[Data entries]
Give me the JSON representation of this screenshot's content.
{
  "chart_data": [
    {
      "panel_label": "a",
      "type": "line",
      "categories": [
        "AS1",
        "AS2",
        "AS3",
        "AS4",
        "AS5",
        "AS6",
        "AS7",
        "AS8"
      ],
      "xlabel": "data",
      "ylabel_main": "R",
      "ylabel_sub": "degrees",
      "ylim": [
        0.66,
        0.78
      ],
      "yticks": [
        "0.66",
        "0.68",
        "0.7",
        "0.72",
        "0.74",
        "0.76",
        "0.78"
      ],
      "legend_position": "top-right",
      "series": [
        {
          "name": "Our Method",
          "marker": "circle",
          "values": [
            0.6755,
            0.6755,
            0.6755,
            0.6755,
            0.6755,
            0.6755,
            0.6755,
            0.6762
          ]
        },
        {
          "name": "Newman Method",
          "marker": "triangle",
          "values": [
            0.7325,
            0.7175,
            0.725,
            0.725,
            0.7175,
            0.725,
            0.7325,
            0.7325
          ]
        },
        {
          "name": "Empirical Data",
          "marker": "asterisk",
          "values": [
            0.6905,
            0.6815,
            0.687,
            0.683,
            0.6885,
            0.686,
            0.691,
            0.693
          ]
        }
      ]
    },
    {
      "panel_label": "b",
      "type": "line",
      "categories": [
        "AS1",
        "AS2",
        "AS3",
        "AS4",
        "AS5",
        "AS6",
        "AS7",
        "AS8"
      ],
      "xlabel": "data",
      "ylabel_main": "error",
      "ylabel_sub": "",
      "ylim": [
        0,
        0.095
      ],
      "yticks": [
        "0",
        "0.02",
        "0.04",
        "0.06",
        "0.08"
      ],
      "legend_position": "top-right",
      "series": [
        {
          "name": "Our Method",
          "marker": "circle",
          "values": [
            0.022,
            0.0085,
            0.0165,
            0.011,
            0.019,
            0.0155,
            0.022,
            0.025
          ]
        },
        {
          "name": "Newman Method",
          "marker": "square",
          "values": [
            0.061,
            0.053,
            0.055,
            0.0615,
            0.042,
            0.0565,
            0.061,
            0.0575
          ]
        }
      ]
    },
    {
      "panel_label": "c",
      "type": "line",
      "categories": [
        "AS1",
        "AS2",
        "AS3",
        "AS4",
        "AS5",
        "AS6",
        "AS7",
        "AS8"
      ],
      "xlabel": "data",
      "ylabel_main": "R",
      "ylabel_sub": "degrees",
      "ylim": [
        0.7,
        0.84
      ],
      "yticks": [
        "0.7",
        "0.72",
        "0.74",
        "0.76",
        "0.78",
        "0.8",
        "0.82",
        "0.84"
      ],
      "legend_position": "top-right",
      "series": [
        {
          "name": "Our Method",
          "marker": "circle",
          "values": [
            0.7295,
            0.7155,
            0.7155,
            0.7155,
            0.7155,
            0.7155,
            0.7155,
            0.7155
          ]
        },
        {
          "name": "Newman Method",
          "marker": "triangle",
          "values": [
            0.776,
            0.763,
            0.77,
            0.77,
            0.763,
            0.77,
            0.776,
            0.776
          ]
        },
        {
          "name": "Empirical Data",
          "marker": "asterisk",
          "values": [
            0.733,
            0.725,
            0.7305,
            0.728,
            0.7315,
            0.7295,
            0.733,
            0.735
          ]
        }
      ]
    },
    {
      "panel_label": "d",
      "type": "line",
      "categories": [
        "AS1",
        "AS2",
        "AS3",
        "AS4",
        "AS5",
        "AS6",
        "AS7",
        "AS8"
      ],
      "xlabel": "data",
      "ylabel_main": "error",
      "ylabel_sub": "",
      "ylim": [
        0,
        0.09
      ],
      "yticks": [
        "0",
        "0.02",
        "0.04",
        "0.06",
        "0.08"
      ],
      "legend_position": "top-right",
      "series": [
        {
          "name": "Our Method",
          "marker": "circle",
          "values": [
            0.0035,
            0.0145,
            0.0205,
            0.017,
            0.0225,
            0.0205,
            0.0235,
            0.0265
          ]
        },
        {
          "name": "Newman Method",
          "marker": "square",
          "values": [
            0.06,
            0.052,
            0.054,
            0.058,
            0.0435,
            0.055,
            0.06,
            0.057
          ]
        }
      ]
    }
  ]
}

Work required -> Write out the full listing, keeping every line exactly as it is.

Written response ->
Give me the JSON representation of this screenshot's content.
{
  "chart_data": [
    {
      "panel_label": "a",
      "type": "line",
      "categories": [
        "AS1",
        "AS2",
        "AS3",
        "AS4",
        "AS5",
        "AS6",
        "AS7",
        "AS8"
      ],
      "xlabel": "data",
      "ylabel_main": "R",
      "ylabel_sub": "degrees",
      "ylim": [
        0.66,
        0.78
      ],
      "yticks": [
        "0.66",
        "0.68",
        "0.7",
        "0.72",
        "0.74",
        "0.76",
        "0.78"
      ],
      "legend_position": "top-right",
      "series": [
        {
          "name": "Our Method",
          "marker": "circle",
          "values": [
            0.6755,
            0.6755,
            0.6755,
            0.6755,
            0.6755,
            0.6755,
            0.6755,
            0.6762
          ]
        },
        {
          "name": "Newman Method",
          "marker": "triangle",
          "values": [
            0.7325,
            0.7175,
            0.725,
            0.725,
            0.7175,
            0.725,
            0.7325,
            0.7325
          ]
        },
        {
          "name": "Empirical Data",
          "marker": "asterisk",
          "values": [
            0.6905,
            0.6815,
            0.687,
            0.683,
            0.6885,
            0.686,
            0.691,
            0.693
          ]
        }
      ]
    },
    {
      "panel_label": "b",
      "type": "line",
      "categories": [
        "AS1",
        "AS2",
        "AS3",
        "AS4",
        "AS5",
        "AS6",
        "AS7",
        "AS8"
      ],
      "xlabel": "data",
      "ylabel_main": "error",
      "ylabel_sub": "",
      "ylim": [
        0,
        0.095
      ],
      "yticks": [
        "0",
        "0.02",
        "0.04",
        "0.06",
        "0.08"
      ],
      "legend_position": "top-right",
      "series": [
        {
          "name": "Our Method",
          "marker": "circle",
          "values": [
            0.022,
            0.0085,
            0.0165,
            0.011,
            0.019,
            0.0155,
            0.022,
            0.025
          ]
        },
        {
          "name": "Newman Method",
          "marker": "square",
          "values": [
            0.061,
            0.053,
            0.055,
            0.0615,
            0.042,
            0.0565,
            0.061,
            0.0575
          ]
        }
      ]
    },
    {
      "panel_label": "c",
      "type": "line",
      "categories": [
        "AS1",
        "AS2",
        "AS3",
        "AS4",
        "AS5",
        "AS6",
        "AS7",
        "AS8"
      ],
      "xlabel": "data",
      "ylabel_main": "R",
      "ylabel_sub": "degrees",
      "ylim": [
        0.7,
        0.84
      ],
      "yticks": [
        "0.7",
        "0.72",
        "0.74",
        "0.76",
        "0.78",
        "0.8",
        "0.82",
        "0.84"
      ],
      "legend_position": "top-right",
      "series": [
        {
          "name": "Our Method",
          "marker": "circle",
          "values": [
            0.7295,
            0.7155,
            0.7155,
            0.7155,
            0.7155,
            0.7155,
            0.7155,
            0.7155
          ]
        },
        {
          "name": "Newman Method",
          "marker": "triangle",
          "values": [
            0.776,
            0.763,
            0.77,
            0.77,
            0.763,
            0.77,
            0.776,
            0.776
          ]
        },
        {
          "name": "Empirical Data",
          "marker": "asterisk",
          "values": [
            0.733,
            0.725,
            0.7305,
            0.728,
            0.7315,
            0.7295,
            0.733,
            0.735
          ]
        }
      ]
    },
    {
      "panel_label": "d",
      "type": "line",
      "categories": [
        "AS1",
        "AS2",
        "AS3",
        "AS4",
        "AS5",
        "AS6",
        "AS7",
        "AS8"
      ],
      "xlabel": "data",
      "ylabel_main": "error",
      "ylabel_sub": "",
      "ylim": [
        0,
        0.09
      ],
      "yticks": [
        "0",
        "0.02",
        "0.04",
        "0.06",
        "0.08"
      ],
      "legend_position": "top-right",
      "series": [
        {
          "name": "Our Method",
          "marker": "circle",
          "values": [
            0.0035,
            0.0145,
            0.0205,
            0.017,
            0.0225,
            0.0205,
            0.0235,
            0.0265
          ]
        },
        {
          "name": "Newman Method",
          "marker": "square",
          "values": [
            0.06,
            0.052,
            0.054,
            0.058,
            0.0435,
            0.055,
            0.06,
            0.057
          ]
        }
      ]
    }
  ]
}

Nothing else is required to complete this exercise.